** Start of INPUT RECORDS **

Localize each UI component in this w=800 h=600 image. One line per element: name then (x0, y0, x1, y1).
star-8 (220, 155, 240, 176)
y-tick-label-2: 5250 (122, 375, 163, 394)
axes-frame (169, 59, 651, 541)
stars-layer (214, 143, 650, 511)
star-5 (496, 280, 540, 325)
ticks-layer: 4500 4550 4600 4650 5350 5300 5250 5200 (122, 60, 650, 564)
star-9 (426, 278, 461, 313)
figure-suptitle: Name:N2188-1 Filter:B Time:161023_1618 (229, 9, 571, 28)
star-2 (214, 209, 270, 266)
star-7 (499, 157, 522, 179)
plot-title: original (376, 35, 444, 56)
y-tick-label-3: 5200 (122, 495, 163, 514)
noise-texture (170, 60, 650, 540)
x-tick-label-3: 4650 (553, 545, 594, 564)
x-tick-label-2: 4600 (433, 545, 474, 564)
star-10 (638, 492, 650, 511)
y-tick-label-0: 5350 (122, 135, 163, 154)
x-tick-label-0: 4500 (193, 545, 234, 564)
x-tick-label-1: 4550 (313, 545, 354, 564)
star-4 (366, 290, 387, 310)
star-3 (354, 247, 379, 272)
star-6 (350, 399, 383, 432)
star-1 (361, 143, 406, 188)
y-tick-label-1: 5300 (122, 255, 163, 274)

** End of INPUT RECORDS **
** Start of INPUT RECORDS **

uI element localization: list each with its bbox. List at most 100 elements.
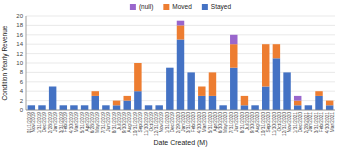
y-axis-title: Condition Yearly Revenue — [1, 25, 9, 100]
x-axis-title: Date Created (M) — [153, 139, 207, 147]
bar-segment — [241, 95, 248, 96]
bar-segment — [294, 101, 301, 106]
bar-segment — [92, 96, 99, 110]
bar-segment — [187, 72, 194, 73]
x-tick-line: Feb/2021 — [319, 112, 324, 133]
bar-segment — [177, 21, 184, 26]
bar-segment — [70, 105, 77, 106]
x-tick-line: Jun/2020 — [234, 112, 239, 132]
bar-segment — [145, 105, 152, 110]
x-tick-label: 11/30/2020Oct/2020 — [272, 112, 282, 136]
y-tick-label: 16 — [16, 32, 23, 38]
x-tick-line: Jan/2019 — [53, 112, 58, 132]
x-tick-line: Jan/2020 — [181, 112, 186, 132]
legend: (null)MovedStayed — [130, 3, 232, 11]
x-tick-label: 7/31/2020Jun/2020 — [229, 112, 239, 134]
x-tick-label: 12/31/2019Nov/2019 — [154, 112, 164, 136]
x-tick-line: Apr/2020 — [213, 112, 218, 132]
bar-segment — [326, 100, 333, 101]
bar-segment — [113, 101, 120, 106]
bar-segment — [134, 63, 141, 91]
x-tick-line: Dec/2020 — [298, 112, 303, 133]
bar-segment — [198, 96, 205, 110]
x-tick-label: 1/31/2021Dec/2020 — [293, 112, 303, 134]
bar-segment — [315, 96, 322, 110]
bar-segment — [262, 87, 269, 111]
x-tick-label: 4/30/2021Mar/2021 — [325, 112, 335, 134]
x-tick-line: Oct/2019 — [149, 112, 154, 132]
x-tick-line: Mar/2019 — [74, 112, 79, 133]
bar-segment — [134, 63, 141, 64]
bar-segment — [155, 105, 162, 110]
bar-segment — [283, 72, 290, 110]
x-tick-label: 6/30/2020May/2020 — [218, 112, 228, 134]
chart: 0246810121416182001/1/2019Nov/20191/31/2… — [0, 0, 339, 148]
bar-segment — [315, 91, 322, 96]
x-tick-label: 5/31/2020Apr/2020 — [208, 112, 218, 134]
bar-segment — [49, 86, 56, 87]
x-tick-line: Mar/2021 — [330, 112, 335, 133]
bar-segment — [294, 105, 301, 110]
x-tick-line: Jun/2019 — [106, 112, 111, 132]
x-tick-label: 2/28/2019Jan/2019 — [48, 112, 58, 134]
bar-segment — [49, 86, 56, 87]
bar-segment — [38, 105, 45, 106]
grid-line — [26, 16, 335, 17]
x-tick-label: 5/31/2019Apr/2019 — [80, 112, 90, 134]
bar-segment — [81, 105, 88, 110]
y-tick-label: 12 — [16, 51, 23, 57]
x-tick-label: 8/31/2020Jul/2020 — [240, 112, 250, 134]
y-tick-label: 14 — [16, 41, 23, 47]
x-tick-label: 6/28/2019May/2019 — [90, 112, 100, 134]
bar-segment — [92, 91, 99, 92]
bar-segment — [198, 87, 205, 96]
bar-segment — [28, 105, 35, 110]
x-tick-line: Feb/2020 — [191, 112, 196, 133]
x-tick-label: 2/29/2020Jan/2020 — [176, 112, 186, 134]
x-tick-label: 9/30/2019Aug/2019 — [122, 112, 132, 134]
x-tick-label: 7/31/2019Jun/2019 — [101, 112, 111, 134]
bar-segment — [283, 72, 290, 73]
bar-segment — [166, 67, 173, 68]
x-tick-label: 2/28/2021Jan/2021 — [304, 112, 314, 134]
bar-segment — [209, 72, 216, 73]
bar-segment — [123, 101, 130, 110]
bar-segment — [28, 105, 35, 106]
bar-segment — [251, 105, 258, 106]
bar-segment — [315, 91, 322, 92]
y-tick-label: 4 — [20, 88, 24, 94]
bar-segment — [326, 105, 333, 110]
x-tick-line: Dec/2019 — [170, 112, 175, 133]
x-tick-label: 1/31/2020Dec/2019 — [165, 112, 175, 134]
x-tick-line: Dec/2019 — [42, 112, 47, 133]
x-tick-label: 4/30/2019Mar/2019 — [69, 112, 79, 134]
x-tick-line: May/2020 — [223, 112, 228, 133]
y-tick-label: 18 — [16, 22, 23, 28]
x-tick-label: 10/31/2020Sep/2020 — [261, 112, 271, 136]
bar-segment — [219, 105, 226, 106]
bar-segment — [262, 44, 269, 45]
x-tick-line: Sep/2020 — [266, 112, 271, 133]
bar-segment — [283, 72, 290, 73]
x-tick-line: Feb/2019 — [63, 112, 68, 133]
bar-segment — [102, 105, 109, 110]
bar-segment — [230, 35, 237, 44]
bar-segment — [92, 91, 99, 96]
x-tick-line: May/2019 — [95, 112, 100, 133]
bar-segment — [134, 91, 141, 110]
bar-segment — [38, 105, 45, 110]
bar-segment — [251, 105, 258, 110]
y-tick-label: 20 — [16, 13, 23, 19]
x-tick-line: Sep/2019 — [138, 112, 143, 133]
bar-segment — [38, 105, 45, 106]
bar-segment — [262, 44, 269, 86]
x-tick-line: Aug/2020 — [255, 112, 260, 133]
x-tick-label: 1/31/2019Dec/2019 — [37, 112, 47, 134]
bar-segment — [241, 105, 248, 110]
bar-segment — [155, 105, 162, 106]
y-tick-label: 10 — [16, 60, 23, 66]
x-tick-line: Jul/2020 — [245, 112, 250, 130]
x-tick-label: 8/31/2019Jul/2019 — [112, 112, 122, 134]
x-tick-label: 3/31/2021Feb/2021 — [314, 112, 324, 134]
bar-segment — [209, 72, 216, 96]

** End of INPUT RECORDS **

Give everything from the line containing "Localize each UI" down to the line containing "x-tick-label-2: 4600 (433, 545, 474, 564)" again, swapping "noise-texture" for "grain-texture" and leaving all else unchanged.

Localize each UI component in this w=800 h=600 image. One line per element: name then (x0, y0, x1, y1).
star-8 (220, 155, 240, 176)
y-tick-label-2: 5250 (122, 375, 163, 394)
axes-frame (169, 59, 651, 541)
stars-layer (214, 143, 650, 511)
star-5 (496, 280, 540, 325)
ticks-layer: 4500 4550 4600 4650 5350 5300 5250 5200 (122, 60, 650, 564)
star-9 (426, 278, 461, 313)
figure-suptitle: Name:N2188-1 Filter:B Time:161023_1618 (229, 9, 571, 28)
star-2 (214, 209, 270, 266)
star-7 (499, 157, 522, 179)
plot-title: original (376, 35, 444, 56)
y-tick-label-3: 5200 (122, 495, 163, 514)
grain-texture (170, 60, 650, 540)
x-tick-label-3: 4650 (553, 545, 594, 564)
x-tick-label-2: 4600 (433, 545, 474, 564)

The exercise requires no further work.